## Task instructions
Search the data for the word "Linear". Reproduce every line where it is found.

## Data for review
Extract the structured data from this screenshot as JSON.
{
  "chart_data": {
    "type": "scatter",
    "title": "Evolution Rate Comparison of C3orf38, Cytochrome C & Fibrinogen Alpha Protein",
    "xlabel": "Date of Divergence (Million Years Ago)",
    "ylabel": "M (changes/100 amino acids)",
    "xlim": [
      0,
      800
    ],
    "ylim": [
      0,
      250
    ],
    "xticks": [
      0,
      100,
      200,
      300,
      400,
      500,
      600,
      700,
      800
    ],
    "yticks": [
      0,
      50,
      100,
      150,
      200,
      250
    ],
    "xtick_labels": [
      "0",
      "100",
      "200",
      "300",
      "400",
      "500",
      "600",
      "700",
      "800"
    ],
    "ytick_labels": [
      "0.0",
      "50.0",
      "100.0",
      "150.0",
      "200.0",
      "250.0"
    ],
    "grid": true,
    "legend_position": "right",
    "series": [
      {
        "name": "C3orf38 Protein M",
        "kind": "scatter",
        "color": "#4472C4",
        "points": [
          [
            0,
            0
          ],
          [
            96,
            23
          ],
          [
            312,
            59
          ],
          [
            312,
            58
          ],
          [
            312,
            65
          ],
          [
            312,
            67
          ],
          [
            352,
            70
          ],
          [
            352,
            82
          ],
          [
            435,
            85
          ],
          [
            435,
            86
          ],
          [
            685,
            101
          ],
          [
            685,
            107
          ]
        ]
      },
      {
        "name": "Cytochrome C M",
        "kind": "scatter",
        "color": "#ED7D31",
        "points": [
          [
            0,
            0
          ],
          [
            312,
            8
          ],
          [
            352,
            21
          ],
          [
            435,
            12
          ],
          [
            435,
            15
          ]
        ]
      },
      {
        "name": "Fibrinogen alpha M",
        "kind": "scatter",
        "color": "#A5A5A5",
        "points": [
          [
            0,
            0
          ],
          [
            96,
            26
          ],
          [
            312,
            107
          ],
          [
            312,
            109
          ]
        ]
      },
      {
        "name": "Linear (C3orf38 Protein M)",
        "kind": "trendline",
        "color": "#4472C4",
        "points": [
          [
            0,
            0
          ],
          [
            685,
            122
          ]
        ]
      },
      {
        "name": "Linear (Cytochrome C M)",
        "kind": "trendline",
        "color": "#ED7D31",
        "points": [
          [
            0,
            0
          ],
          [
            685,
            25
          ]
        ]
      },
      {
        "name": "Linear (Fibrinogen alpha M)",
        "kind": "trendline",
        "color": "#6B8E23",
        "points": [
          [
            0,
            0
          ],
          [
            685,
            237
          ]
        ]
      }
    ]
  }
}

## Result of the exercise
        "name": "Linear (C3orf38 Protein M)",
        "name": "Linear (Cytochrome C M)",
        "name": "Linear (Fibrinogen alpha M)",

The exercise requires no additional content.